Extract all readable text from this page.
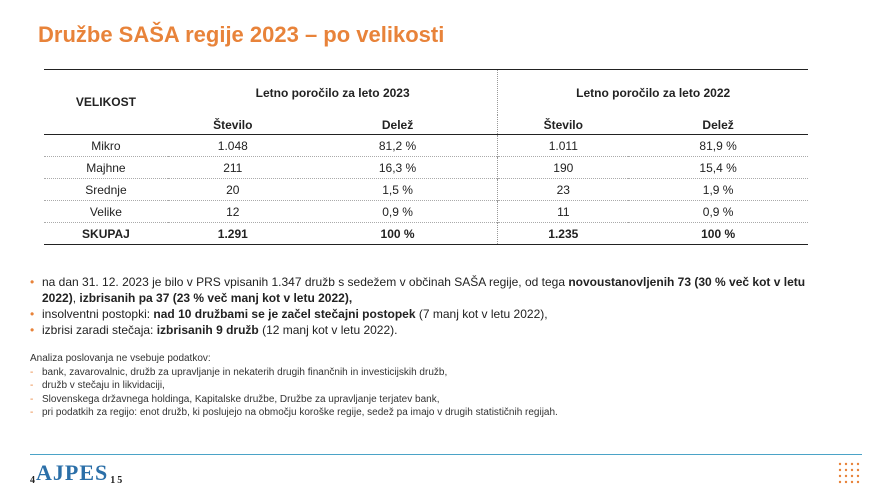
Družbe SAŠA regije 2023 – po velikosti
VELIKOST	Letno poročilo za leto 2023		Letno poročilo za leto 2022	
	Število	Delež	Število	Delež
Mikro	1.048	81,2 %	1.011	81,9 %
Majhne	211	16,3 %	190	15,4 %
Srednje	20	1,5 %	23	1,9 %
Velike	12	0,9 %	11	0,9 %
SKUPAJ	1.291	100 %	1.235	100 %
• na dan 31. 12. 2023 je bilo v PRS vpisanih 1.347 družb s sedežem v občinah SAŠA regije, od tega novoustanovljenih 73 (30 % več kot v letu 2022), izbrisanih pa 37 (23 % več manj kot v letu 2022),
• insolventni postopki: nad 10 družbami se je začel stečajni postopek (7 manj kot v letu 2022),
• izbrisi zaradi stečaja: izbrisanih 9 družb (12 manj kot v letu 2022).
Analiza poslovanja ne vsebuje podatkov:
- bank, zavarovalnic, družb za upravljanje in nekaterih drugih finančnih in investicijskih družb,
- družb v stečaju in likvidaciji,
- Slovenskega državnega holdinga, Kapitalske družbe, Družbe za upravljanje terjatev bank,
- pri podatkih za regijo: enot družb, ki poslujejo na območju koroške regije, sedež pa imajo v drugih statističnih regijah.
4 AJPES 1 5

....................

→ **Request**: List each line holding the string "letu".

→ **Written solution**:
• na dan 31. 12. 2023 je bilo v PRS vpisanih 1.347 družb s sedežem v občinah SAŠA regije, od tega novoustanovljenih 73 (30 % več kot v letu 2022), izbrisanih pa 37 (23 % več manj kot v letu 2022),
• insolventni postopki: nad 10 družbami se je začel stečajni postopek (7 manj kot v letu 2022),
• izbrisi zaradi stečaja: izbrisanih 9 družb (12 manj kot v letu 2022).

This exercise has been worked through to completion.